What to work on -> Extract all of the entries and set them down verbatim.

Saved entries:
==*==

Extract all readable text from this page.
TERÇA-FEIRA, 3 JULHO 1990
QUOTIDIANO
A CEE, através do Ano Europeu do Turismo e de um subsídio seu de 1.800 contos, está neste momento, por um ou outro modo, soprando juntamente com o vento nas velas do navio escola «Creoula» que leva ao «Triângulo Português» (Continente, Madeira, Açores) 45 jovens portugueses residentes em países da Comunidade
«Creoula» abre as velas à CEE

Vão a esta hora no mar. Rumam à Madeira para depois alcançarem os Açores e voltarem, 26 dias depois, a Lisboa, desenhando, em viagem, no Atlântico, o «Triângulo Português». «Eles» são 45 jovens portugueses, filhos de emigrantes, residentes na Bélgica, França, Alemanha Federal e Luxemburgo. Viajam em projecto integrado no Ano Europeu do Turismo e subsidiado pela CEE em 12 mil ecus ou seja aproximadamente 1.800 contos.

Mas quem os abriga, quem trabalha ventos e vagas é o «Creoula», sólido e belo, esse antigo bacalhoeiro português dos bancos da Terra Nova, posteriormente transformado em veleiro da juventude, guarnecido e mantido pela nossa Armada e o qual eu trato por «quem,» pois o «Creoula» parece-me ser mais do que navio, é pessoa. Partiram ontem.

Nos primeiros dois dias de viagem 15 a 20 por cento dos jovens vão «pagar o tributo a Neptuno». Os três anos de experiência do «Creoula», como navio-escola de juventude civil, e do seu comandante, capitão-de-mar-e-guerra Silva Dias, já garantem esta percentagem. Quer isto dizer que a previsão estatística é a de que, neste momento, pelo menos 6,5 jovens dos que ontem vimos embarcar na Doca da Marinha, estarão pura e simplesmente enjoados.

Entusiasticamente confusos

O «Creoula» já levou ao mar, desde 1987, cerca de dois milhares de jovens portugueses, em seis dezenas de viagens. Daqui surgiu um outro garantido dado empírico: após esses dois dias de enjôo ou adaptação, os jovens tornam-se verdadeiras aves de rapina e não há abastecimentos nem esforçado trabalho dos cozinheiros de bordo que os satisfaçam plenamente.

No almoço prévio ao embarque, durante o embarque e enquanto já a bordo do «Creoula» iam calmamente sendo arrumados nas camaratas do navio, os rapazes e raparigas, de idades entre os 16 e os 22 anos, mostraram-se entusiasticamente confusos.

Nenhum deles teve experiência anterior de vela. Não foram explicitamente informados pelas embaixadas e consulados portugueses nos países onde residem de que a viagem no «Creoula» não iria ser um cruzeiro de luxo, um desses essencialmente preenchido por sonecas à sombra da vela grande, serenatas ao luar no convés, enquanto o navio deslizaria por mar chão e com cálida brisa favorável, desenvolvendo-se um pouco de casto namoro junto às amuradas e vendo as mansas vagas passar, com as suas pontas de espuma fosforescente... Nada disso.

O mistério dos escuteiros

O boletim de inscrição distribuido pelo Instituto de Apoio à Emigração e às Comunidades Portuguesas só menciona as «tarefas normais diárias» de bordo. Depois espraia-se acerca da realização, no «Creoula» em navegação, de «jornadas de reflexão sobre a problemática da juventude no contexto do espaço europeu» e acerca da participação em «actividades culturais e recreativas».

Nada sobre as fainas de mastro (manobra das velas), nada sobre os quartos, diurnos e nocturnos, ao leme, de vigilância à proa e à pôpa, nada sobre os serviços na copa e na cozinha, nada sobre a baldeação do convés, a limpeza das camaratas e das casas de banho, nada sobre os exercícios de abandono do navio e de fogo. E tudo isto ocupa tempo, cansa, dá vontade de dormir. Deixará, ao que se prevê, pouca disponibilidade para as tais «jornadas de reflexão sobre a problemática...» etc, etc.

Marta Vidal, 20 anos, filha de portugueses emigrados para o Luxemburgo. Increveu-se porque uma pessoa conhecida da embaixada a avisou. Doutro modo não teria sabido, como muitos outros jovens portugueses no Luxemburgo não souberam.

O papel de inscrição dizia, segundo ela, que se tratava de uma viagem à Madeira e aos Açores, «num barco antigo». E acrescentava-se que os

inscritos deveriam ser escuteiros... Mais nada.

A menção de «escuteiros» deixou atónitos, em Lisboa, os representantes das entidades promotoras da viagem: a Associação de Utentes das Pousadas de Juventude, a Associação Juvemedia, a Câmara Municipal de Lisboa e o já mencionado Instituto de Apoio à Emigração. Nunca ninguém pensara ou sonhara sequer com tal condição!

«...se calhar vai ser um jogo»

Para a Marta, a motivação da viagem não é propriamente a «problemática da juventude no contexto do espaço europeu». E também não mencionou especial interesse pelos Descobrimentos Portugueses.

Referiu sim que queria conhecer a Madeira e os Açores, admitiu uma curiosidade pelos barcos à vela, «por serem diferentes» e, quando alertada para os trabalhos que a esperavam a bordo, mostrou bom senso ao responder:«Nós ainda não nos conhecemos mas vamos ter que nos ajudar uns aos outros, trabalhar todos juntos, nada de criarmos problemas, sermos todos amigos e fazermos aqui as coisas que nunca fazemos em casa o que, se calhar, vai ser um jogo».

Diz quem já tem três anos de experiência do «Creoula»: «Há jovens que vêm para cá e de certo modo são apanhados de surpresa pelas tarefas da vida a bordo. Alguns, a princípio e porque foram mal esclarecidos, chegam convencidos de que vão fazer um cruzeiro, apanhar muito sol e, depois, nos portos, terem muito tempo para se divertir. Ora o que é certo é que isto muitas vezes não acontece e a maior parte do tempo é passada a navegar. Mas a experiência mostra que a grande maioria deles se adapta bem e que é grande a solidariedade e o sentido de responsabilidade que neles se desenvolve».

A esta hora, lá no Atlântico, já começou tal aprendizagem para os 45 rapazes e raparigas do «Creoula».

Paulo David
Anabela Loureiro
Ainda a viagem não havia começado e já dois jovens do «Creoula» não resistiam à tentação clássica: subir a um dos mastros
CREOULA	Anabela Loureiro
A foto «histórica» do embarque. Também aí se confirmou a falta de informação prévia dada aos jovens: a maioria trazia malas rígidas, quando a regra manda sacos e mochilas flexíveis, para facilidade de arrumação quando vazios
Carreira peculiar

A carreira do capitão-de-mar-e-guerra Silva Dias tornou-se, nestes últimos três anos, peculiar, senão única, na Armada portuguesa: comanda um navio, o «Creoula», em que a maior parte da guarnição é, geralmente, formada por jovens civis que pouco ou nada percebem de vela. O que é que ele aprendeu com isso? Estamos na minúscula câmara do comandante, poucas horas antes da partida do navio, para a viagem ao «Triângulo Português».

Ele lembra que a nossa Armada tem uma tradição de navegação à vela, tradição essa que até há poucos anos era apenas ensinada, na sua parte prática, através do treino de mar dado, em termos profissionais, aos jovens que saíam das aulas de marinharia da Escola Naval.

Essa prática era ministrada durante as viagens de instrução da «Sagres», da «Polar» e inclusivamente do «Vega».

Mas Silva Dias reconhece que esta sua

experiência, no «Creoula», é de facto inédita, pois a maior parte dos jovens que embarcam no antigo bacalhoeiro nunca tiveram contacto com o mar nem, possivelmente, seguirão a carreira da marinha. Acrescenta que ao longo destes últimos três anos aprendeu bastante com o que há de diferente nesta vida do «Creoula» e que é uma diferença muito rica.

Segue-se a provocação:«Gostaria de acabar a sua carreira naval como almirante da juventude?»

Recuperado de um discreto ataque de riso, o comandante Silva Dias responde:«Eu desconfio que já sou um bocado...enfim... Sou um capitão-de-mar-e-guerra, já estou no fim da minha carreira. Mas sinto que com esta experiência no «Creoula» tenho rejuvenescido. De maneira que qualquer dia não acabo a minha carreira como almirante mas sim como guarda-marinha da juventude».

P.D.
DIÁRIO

==*==

Result ->
Extract all readable text from this page.
TERÇA-FEIRA, 3 JULHO 1990
QUOTIDIANO
A CEE, através do Ano Europeu do Turismo e de um subsídio seu de 1.800 contos, está neste momento, por um ou outro modo, soprando juntamente com o vento nas velas do navio escola «Creoula» que leva ao «Triângulo Português» (Continente, Madeira, Açores) 45 jovens portugueses residentes em países da Comunidade
«Creoula» abre as velas à CEE

Vão a esta hora no mar. Rumam à Madeira para depois alcançarem os Açores e voltarem, 26 dias depois, a Lisboa, desenhando, em viagem, no Atlântico, o «Triângulo Português». «Eles» são 45 jovens portugueses, filhos de emigrantes, residentes na Bélgica, França, Alemanha Federal e Luxemburgo. Viajam em projecto integrado no Ano Europeu do Turismo e subsidiado pela CEE em 12 mil ecus ou seja aproximadamente 1.800 contos.

Mas quem os abriga, quem trabalha ventos e vagas é o «Creoula», sólido e belo, esse antigo bacalhoeiro português dos bancos da Terra Nova, posteriormente transformado em veleiro da juventude, guarnecido e mantido pela nossa Armada e o qual eu trato por «quem,» pois o «Creoula» parece-me ser mais do que navio, é pessoa. Partiram ontem.

Nos primeiros dois dias de viagem 15 a 20 por cento dos jovens vão «pagar o tributo a Neptuno». Os três anos de experiência do «Creoula», como navio-escola de juventude civil, e do seu comandante, capitão-de-mar-e-guerra Silva Dias, já garantem esta percentagem. Quer isto dizer que a previsão estatística é a de que, neste momento, pelo menos 6,5 jovens dos que ontem vimos embarcar na Doca da Marinha, estarão pura e simplesmente enjoados.

Entusiasticamente confusos

O «Creoula» já levou ao mar, desde 1987, cerca de dois milhares de jovens portugueses, em seis dezenas de viagens. Daqui surgiu um outro garantido dado empírico: após esses dois dias de enjôo ou adaptação, os jovens tornam-se verdadeiras aves de rapina e não há abastecimentos nem esforçado trabalho dos cozinheiros de bordo que os satisfaçam plenamente.

No almoço prévio ao embarque, durante o embarque e enquanto já a bordo do «Creoula» iam calmamente sendo arrumados nas camaratas do navio, os rapazes e raparigas, de idades entre os 16 e os 22 anos, mostraram-se entusiasticamente confusos.

Nenhum deles teve experiência anterior de vela. Não foram explicitamente informados pelas embaixadas e consulados portugueses nos países onde residem de que a viagem no «Creoula» não iria ser um cruzeiro de luxo, um desses essencialmente preenchido por sonecas à sombra da vela grande, serenatas ao luar no convés, enquanto o navio deslizaria por mar chão e com cálida brisa favorável, desenvolvendo-se um pouco de casto namoro junto às amuradas e vendo as mansas vagas passar, com as suas pontas de espuma fosforescente... Nada disso.

O mistério dos escuteiros

O boletim de inscrição distribuido pelo Instituto de Apoio à Emigração e às Comunidades Portuguesas só menciona as «tarefas normais diárias» de bordo. Depois espraia-se acerca da realização, no «Creoula» em navegação, de «jornadas de reflexão sobre a problemática da juventude no contexto do espaço europeu» e acerca da participação em «actividades culturais e recreativas».

Nada sobre as fainas de mastro (manobra das velas), nada sobre os quartos, diurnos e nocturnos, ao leme, de vigilância à proa e à pôpa, nada sobre os serviços na copa e na cozinha, nada sobre a baldeação do convés, a limpeza das camaratas e das casas de banho, nada sobre os exercícios de abandono do navio e de fogo. E tudo isto ocupa tempo, cansa, dá vontade de dormir. Deixará, ao que se prevê, pouca disponibilidade para as tais «jornadas de reflexão sobre a problemática...» etc, etc.

Marta Vidal, 20 anos, filha de portugueses emigrados para o Luxemburgo. Increveu-se porque uma pessoa conhecida da embaixada a avisou. Doutro modo não teria sabido, como muitos outros jovens portugueses no Luxemburgo não souberam.

O papel de inscrição dizia, segundo ela, que se tratava de uma viagem à Madeira e aos Açores, «num barco antigo». E acrescentava-se que os

inscritos deveriam ser escuteiros... Mais nada.

A menção de «escuteiros» deixou atónitos, em Lisboa, os representantes das entidades promotoras da viagem: a Associação de Utentes das Pousadas de Juventude, a Associação Juvemedia, a Câmara Municipal de Lisboa e o já mencionado Instituto de Apoio à Emigração. Nunca ninguém pensara ou sonhara sequer com tal condição!

«...se calhar vai ser um jogo»

Para a Marta, a motivação da viagem não é propriamente a «problemática da juventude no contexto do espaço europeu». E também não mencionou especial interesse pelos Descobrimentos Portugueses.

Referiu sim que queria conhecer a Madeira e os Açores, admitiu uma curiosidade pelos barcos à vela, «por serem diferentes» e, quando alertada para os trabalhos que a esperavam a bordo, mostrou bom senso ao responder:«Nós ainda não nos conhecemos mas vamos ter que nos ajudar uns aos outros, trabalhar todos juntos, nada de criarmos problemas, sermos todos amigos e fazermos aqui as coisas que nunca fazemos em casa o que, se calhar, vai ser um jogo».

Diz quem já tem três anos de experiência do «Creoula»: «Há jovens que vêm para cá e de certo modo são apanhados de surpresa pelas tarefas da vida a bordo. Alguns, a princípio e porque foram mal esclarecidos, chegam convencidos de que vão fazer um cruzeiro, apanhar muito sol e, depois, nos portos, terem muito tempo para se divertir. Ora o que é certo é que isto muitas vezes não acontece e a maior parte do tempo é passada a navegar. Mas a experiência mostra que a grande maioria deles se adapta bem e que é grande a solidariedade e o sentido de responsabilidade que neles se desenvolve».

A esta hora, lá no Atlântico, já começou tal aprendizagem para os 45 rapazes e raparigas do «Creoula».

Paulo David
Anabela Loureiro
Ainda a viagem não havia começado e já dois jovens do «Creoula» não resistiam à tentação clássica: subir a um dos mastros
CREOULA	Anabela Loureiro
A foto «histórica» do embarque. Também aí se confirmou a falta de informação prévia dada aos jovens: a maioria trazia malas rígidas, quando a regra manda sacos e mochilas flexíveis, para facilidade de arrumação quando vazios
Carreira peculiar

A carreira do capitão-de-mar-e-guerra Silva Dias tornou-se, nestes últimos três anos, peculiar, senão única, na Armada portuguesa: comanda um navio, o «Creoula», em que a maior parte da guarnição é, geralmente, formada por jovens civis que pouco ou nada percebem de vela. O que é que ele aprendeu com isso? Estamos na minúscula câmara do comandante, poucas horas antes da partida do navio, para a viagem ao «Triângulo Português».

Ele lembra que a nossa Armada tem uma tradição de navegação à vela, tradição essa que até há poucos anos era apenas ensinada, na sua parte prática, através do treino de mar dado, em termos profissionais, aos jovens que saíam das aulas de marinharia da Escola Naval.

Essa prática era ministrada durante as viagens de instrução da «Sagres», da «Polar» e inclusivamente do «Vega».

Mas Silva Dias reconhece que esta sua

experiência, no «Creoula», é de facto inédita, pois a maior parte dos jovens que embarcam no antigo bacalhoeiro nunca tiveram contacto com o mar nem, possivelmente, seguirão a carreira da marinha. Acrescenta que ao longo destes últimos três anos aprendeu bastante com o que há de diferente nesta vida do «Creoula» e que é uma diferença muito rica.

Segue-se a provocação:«Gostaria de acabar a sua carreira naval como almirante da juventude?»

Recuperado de um discreto ataque de riso, o comandante Silva Dias responde:«Eu desconfio que já sou um bocado...enfim... Sou um capitão-de-mar-e-guerra, já estou no fim da minha carreira. Mas sinto que com esta experiência no «Creoula» tenho rejuvenescido. De maneira que qualquer dia não acabo a minha carreira como almirante mas sim como guarda-marinha da juventude».

P.D.
DIÁRIO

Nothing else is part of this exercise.